Find the lines with "있습니다" in them and copy them out.

[Start]

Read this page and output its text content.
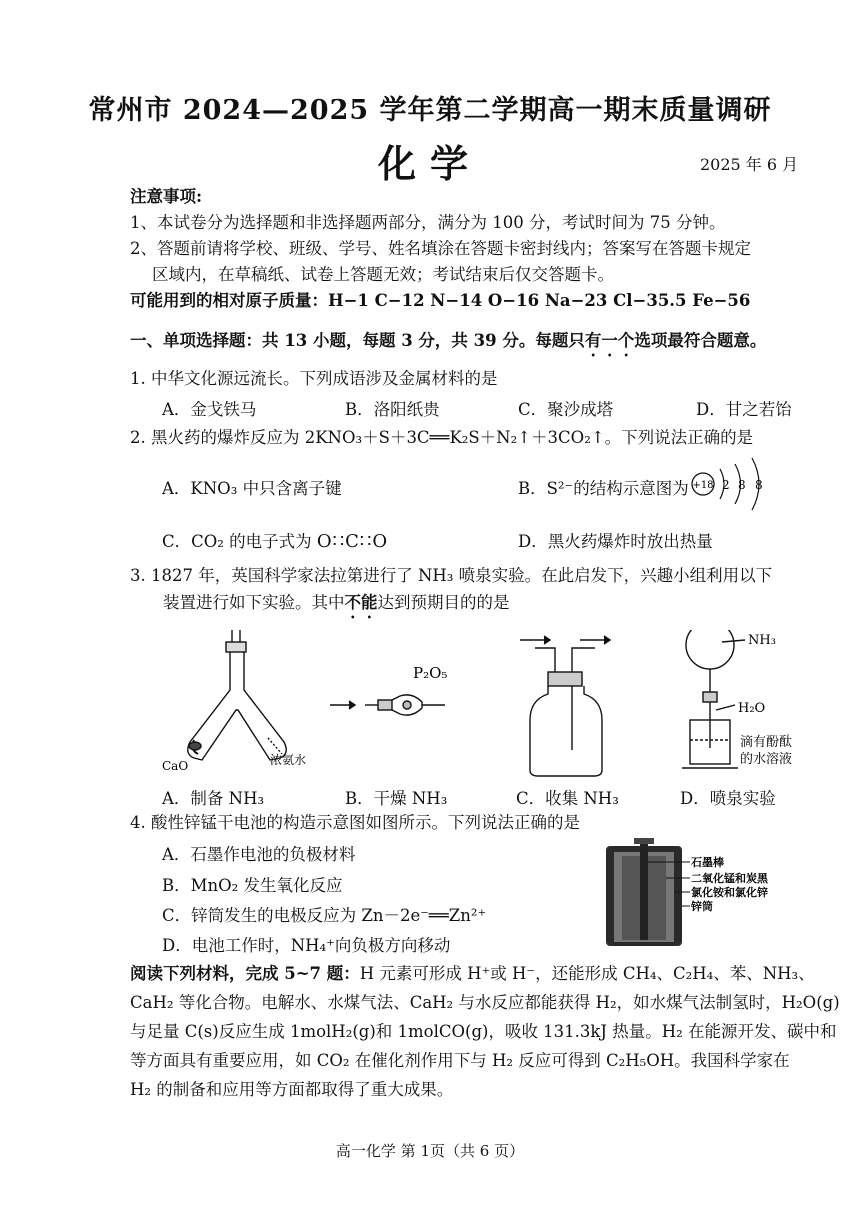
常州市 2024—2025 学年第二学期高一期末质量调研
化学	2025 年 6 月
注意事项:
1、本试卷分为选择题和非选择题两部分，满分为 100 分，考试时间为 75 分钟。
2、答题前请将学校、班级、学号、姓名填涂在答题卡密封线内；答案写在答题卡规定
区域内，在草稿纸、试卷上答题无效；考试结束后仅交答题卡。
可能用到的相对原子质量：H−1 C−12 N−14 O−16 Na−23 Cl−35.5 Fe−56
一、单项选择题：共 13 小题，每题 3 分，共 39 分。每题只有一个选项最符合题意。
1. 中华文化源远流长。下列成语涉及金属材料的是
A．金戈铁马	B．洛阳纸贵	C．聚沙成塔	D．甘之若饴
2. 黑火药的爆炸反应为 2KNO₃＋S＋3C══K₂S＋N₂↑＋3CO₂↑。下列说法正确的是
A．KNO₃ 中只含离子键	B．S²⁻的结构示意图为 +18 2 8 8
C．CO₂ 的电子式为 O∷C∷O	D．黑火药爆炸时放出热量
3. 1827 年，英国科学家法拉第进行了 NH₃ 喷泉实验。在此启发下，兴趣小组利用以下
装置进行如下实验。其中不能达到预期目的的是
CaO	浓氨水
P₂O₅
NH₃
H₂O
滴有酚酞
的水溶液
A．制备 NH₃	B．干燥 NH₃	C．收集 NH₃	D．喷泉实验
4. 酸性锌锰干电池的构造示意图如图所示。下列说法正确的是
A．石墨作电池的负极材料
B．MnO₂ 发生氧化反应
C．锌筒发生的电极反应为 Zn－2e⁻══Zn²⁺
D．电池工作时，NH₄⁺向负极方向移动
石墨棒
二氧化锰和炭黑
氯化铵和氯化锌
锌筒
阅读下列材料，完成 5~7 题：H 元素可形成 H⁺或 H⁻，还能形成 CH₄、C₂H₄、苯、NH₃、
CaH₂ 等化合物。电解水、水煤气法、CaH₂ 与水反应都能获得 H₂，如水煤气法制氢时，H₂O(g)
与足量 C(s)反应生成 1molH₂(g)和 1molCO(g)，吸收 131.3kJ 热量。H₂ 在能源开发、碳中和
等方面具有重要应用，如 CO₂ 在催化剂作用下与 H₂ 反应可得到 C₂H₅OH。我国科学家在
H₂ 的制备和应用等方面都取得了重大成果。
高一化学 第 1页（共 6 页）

[End]
[Start]

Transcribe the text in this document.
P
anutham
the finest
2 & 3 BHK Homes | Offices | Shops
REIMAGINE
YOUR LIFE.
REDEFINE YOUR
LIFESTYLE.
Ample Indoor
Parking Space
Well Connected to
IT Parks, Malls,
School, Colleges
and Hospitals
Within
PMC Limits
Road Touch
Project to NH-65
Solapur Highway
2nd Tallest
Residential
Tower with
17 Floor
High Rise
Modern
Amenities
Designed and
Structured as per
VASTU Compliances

[End]
[Start]

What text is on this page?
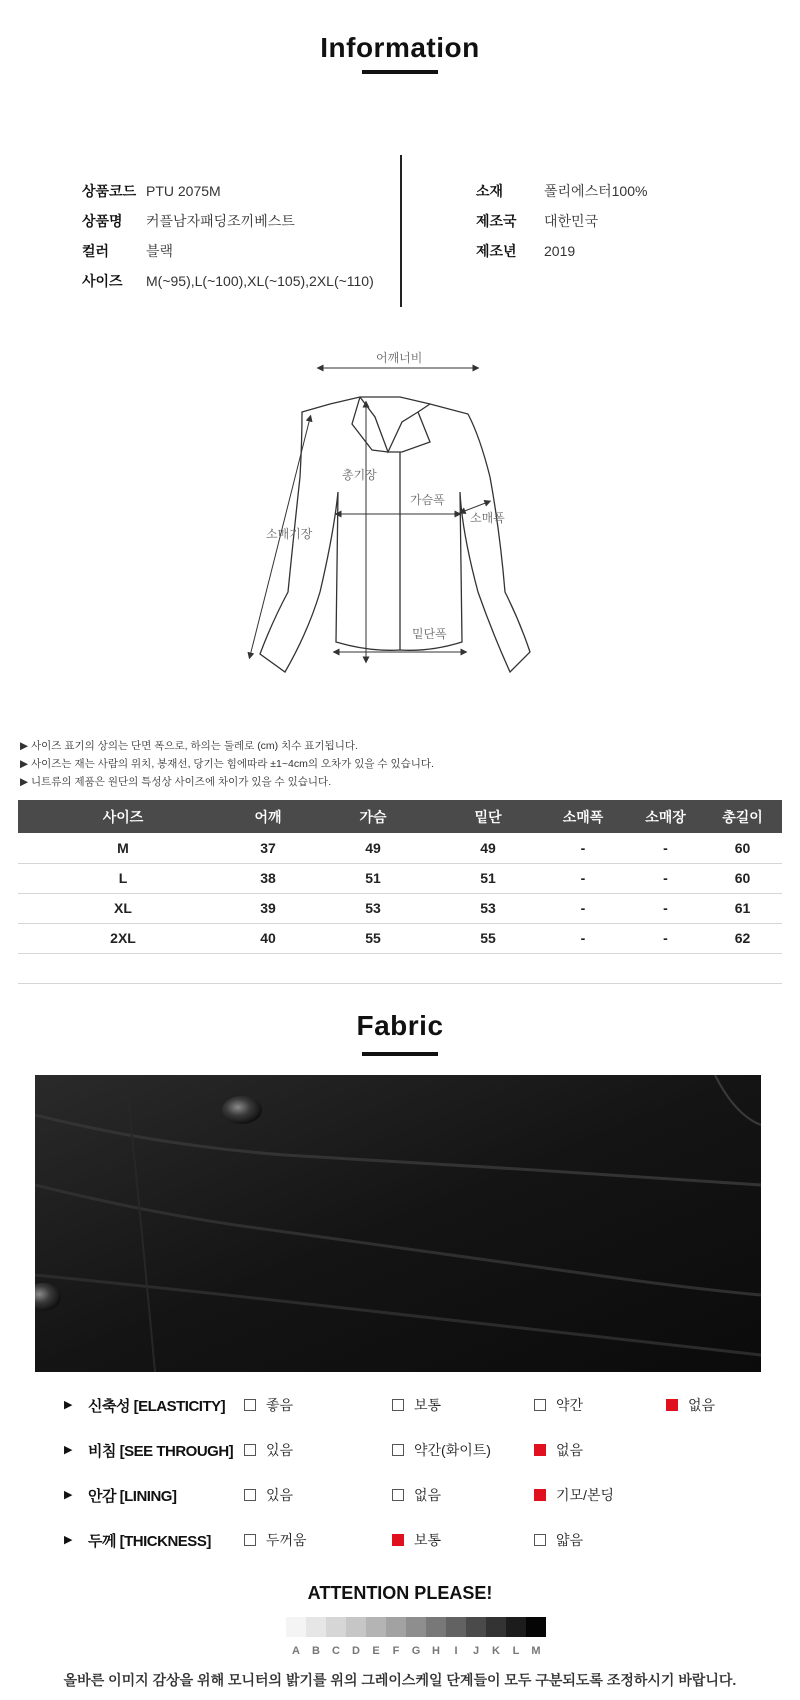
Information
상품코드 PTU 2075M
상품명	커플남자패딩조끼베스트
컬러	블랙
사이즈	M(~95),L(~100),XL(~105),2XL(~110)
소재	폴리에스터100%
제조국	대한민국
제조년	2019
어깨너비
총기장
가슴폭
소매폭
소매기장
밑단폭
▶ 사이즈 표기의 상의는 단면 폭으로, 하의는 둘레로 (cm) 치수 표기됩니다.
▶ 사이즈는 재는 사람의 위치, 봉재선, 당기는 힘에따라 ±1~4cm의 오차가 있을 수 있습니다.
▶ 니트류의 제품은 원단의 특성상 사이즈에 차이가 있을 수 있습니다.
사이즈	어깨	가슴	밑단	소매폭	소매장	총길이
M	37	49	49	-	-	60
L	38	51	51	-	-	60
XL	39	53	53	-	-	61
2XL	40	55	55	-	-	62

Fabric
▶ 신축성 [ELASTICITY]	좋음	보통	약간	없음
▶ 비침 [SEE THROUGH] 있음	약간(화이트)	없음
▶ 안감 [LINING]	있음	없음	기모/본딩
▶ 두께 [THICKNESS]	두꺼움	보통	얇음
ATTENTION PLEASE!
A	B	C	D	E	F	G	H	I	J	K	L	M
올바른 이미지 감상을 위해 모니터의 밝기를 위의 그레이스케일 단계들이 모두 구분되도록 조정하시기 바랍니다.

[End]

## SOLUTION FOR THIS EXERCISE
▶ 사이즈는 재는 사람의 위치, 봉재선, 당기는 힘에따라 ±1~4cm의 오차가 있을 수 있습니다.
▶ 니트류의 제품은 원단의 특성상 사이즈에 차이가 있을 수 있습니다.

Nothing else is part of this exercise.